## Data entries
────────

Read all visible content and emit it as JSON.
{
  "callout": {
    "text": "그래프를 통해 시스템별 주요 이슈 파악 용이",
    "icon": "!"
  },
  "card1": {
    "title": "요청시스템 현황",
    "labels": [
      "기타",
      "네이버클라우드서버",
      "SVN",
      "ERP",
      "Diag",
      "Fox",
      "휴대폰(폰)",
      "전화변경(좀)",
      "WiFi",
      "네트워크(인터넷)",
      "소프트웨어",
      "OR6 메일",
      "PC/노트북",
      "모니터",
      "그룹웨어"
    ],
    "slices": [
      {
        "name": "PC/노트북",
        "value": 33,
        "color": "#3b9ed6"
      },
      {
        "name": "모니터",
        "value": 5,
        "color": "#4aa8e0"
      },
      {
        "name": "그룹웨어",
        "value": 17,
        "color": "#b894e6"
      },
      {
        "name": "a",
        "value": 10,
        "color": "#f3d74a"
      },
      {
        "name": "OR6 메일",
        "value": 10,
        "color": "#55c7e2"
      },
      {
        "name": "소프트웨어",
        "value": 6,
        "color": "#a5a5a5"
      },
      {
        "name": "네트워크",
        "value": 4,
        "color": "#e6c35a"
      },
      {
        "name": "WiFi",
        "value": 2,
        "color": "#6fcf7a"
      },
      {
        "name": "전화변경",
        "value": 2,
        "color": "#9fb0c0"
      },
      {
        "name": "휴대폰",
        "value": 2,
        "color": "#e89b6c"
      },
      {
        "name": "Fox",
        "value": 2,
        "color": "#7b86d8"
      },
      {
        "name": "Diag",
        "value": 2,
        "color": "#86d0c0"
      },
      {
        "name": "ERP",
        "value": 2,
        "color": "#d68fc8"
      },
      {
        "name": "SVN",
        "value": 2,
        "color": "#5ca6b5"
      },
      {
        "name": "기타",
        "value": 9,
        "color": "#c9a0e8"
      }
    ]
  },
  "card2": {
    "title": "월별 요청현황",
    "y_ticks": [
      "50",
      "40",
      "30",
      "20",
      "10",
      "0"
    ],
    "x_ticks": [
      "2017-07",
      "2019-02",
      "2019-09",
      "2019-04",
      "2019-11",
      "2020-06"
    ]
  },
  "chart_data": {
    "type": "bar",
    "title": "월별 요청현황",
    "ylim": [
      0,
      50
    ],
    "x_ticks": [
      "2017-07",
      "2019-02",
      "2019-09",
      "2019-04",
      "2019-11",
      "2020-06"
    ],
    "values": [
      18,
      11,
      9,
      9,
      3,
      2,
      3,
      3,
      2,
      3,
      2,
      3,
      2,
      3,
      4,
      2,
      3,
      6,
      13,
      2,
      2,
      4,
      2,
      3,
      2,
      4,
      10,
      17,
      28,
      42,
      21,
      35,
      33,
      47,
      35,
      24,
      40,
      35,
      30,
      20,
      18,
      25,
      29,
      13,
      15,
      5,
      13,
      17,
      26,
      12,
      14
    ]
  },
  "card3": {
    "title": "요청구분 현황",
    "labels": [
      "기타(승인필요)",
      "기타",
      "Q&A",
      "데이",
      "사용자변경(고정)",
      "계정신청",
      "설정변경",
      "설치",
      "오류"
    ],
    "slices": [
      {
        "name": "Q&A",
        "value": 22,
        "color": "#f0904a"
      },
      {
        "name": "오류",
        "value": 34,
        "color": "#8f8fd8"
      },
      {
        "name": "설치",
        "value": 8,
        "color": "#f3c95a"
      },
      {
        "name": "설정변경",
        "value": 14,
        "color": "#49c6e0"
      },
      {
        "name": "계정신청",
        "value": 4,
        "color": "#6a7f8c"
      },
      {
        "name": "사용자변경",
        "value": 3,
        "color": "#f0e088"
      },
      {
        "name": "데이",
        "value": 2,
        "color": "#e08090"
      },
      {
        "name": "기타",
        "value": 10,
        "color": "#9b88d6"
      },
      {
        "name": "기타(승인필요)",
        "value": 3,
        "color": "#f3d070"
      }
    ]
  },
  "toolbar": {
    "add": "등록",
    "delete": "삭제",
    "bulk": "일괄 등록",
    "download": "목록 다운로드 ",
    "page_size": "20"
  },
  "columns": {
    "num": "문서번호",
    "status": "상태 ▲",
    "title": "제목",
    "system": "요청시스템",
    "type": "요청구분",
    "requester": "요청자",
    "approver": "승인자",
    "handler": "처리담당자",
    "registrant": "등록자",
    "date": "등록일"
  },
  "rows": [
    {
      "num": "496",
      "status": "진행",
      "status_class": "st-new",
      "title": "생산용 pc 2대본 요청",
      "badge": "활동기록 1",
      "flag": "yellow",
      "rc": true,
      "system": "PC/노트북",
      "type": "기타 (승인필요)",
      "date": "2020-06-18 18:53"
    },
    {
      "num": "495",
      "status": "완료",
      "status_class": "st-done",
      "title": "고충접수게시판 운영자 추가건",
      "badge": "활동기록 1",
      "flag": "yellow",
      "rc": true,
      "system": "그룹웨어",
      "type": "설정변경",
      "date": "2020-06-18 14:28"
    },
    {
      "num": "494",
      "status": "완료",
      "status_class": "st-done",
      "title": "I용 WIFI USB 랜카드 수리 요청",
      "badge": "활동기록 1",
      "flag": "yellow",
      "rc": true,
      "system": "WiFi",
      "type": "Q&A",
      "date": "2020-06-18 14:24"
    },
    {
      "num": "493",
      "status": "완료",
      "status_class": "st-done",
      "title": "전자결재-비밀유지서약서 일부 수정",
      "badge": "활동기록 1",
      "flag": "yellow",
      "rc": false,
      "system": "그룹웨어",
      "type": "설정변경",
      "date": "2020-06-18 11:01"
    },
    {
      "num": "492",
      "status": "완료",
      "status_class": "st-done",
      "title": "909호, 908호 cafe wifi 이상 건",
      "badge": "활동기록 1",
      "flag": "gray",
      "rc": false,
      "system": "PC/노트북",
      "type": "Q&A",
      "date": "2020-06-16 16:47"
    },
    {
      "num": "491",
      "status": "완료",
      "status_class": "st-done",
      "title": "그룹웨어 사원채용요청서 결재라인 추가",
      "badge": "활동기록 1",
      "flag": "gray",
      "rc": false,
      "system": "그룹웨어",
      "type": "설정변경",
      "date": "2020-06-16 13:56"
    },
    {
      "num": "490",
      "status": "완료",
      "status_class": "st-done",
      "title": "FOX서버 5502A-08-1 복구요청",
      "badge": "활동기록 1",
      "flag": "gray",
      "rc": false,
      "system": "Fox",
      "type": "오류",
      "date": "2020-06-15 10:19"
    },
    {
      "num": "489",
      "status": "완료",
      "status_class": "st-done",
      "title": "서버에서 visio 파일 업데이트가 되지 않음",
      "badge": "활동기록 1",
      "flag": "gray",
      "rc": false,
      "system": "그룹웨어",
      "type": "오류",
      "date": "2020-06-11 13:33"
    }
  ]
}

────────

## DIRECTION
Retype the records that precede this task, keeping them exactly the same.

## IN RESPONSE
Read all visible content and emit it as JSON.
{
  "callout": {
    "text": "그래프를 통해 시스템별 주요 이슈 파악 용이",
    "icon": "!"
  },
  "card1": {
    "title": "요청시스템 현황",
    "labels": [
      "기타",
      "네이버클라우드서버",
      "SVN",
      "ERP",
      "Diag",
      "Fox",
      "휴대폰(폰)",
      "전화변경(좀)",
      "WiFi",
      "네트워크(인터넷)",
      "소프트웨어",
      "OR6 메일",
      "PC/노트북",
      "모니터",
      "그룹웨어"
    ],
    "slices": [
      {
        "name": "PC/노트북",
        "value": 33,
        "color": "#3b9ed6"
      },
      {
        "name": "모니터",
        "value": 5,
        "color": "#4aa8e0"
      },
      {
        "name": "그룹웨어",
        "value": 17,
        "color": "#b894e6"
      },
      {
        "name": "a",
        "value": 10,
        "color": "#f3d74a"
      },
      {
        "name": "OR6 메일",
        "value": 10,
        "color": "#55c7e2"
      },
      {
        "name": "소프트웨어",
        "value": 6,
        "color": "#a5a5a5"
      },
      {
        "name": "네트워크",
        "value": 4,
        "color": "#e6c35a"
      },
      {
        "name": "WiFi",
        "value": 2,
        "color": "#6fcf7a"
      },
      {
        "name": "전화변경",
        "value": 2,
        "color": "#9fb0c0"
      },
      {
        "name": "휴대폰",
        "value": 2,
        "color": "#e89b6c"
      },
      {
        "name": "Fox",
        "value": 2,
        "color": "#7b86d8"
      },
      {
        "name": "Diag",
        "value": 2,
        "color": "#86d0c0"
      },
      {
        "name": "ERP",
        "value": 2,
        "color": "#d68fc8"
      },
      {
        "name": "SVN",
        "value": 2,
        "color": "#5ca6b5"
      },
      {
        "name": "기타",
        "value": 9,
        "color": "#c9a0e8"
      }
    ]
  },
  "card2": {
    "title": "월별 요청현황",
    "y_ticks": [
      "50",
      "40",
      "30",
      "20",
      "10",
      "0"
    ],
    "x_ticks": [
      "2017-07",
      "2019-02",
      "2019-09",
      "2019-04",
      "2019-11",
      "2020-06"
    ]
  },
  "chart_data": {
    "type": "bar",
    "title": "월별 요청현황",
    "ylim": [
      0,
      50
    ],
    "x_ticks": [
      "2017-07",
      "2019-02",
      "2019-09",
      "2019-04",
      "2019-11",
      "2020-06"
    ],
    "values": [
      18,
      11,
      9,
      9,
      3,
      2,
      3,
      3,
      2,
      3,
      2,
      3,
      2,
      3,
      4,
      2,
      3,
      6,
      13,
      2,
      2,
      4,
      2,
      3,
      2,
      4,
      10,
      17,
      28,
      42,
      21,
      35,
      33,
      47,
      35,
      24,
      40,
      35,
      30,
      20,
      18,
      25,
      29,
      13,
      15,
      5,
      13,
      17,
      26,
      12,
      14
    ]
  },
  "card3": {
    "title": "요청구분 현황",
    "labels": [
      "기타(승인필요)",
      "기타",
      "Q&A",
      "데이",
      "사용자변경(고정)",
      "계정신청",
      "설정변경",
      "설치",
      "오류"
    ],
    "slices": [
      {
        "name": "Q&A",
        "value": 22,
        "color": "#f0904a"
      },
      {
        "name": "오류",
        "value": 34,
        "color": "#8f8fd8"
      },
      {
        "name": "설치",
        "value": 8,
        "color": "#f3c95a"
      },
      {
        "name": "설정변경",
        "value": 14,
        "color": "#49c6e0"
      },
      {
        "name": "계정신청",
        "value": 4,
        "color": "#6a7f8c"
      },
      {
        "name": "사용자변경",
        "value": 3,
        "color": "#f0e088"
      },
      {
        "name": "데이",
        "value": 2,
        "color": "#e08090"
      },
      {
        "name": "기타",
        "value": 10,
        "color": "#9b88d6"
      },
      {
        "name": "기타(승인필요)",
        "value": 3,
        "color": "#f3d070"
      }
    ]
  },
  "toolbar": {
    "add": "등록",
    "delete": "삭제",
    "bulk": "일괄 등록",
    "download": "목록 다운로드 ",
    "page_size": "20"
  },
  "columns": {
    "num": "문서번호",
    "status": "상태 ▲",
    "title": "제목",
    "system": "요청시스템",
    "type": "요청구분",
    "requester": "요청자",
    "approver": "승인자",
    "handler": "처리담당자",
    "registrant": "등록자",
    "date": "등록일"
  },
  "rows": [
    {
      "num": "496",
      "status": "진행",
      "status_class": "st-new",
      "title": "생산용 pc 2대본 요청",
      "badge": "활동기록 1",
      "flag": "yellow",
      "rc": true,
      "system": "PC/노트북",
      "type": "기타 (승인필요)",
      "date": "2020-06-18 18:53"
    },
    {
      "num": "495",
      "status": "완료",
      "status_class": "st-done",
      "title": "고충접수게시판 운영자 추가건",
      "badge": "활동기록 1",
      "flag": "yellow",
      "rc": true,
      "system": "그룹웨어",
      "type": "설정변경",
      "date": "2020-06-18 14:28"
    },
    {
      "num": "494",
      "status": "완료",
      "status_class": "st-done",
      "title": "I용 WIFI USB 랜카드 수리 요청",
      "badge": "활동기록 1",
      "flag": "yellow",
      "rc": true,
      "system": "WiFi",
      "type": "Q&A",
      "date": "2020-06-18 14:24"
    },
    {
      "num": "493",
      "status": "완료",
      "status_class": "st-done",
      "title": "전자결재-비밀유지서약서 일부 수정",
      "badge": "활동기록 1",
      "flag": "yellow",
      "rc": false,
      "system": "그룹웨어",
      "type": "설정변경",
      "date": "2020-06-18 11:01"
    },
    {
      "num": "492",
      "status": "완료",
      "status_class": "st-done",
      "title": "909호, 908호 cafe wifi 이상 건",
      "badge": "활동기록 1",
      "flag": "gray",
      "rc": false,
      "system": "PC/노트북",
      "type": "Q&A",
      "date": "2020-06-16 16:47"
    },
    {
      "num": "491",
      "status": "완료",
      "status_class": "st-done",
      "title": "그룹웨어 사원채용요청서 결재라인 추가",
      "badge": "활동기록 1",
      "flag": "gray",
      "rc": false,
      "system": "그룹웨어",
      "type": "설정변경",
      "date": "2020-06-16 13:56"
    },
    {
      "num": "490",
      "status": "완료",
      "status_class": "st-done",
      "title": "FOX서버 5502A-08-1 복구요청",
      "badge": "활동기록 1",
      "flag": "gray",
      "rc": false,
      "system": "Fox",
      "type": "오류",
      "date": "2020-06-15 10:19"
    },
    {
      "num": "489",
      "status": "완료",
      "status_class": "st-done",
      "title": "서버에서 visio 파일 업데이트가 되지 않음",
      "badge": "활동기록 1",
      "flag": "gray",
      "rc": false,
      "system": "그룹웨어",
      "type": "오류",
      "date": "2020-06-11 13:33"
    }
  ]
}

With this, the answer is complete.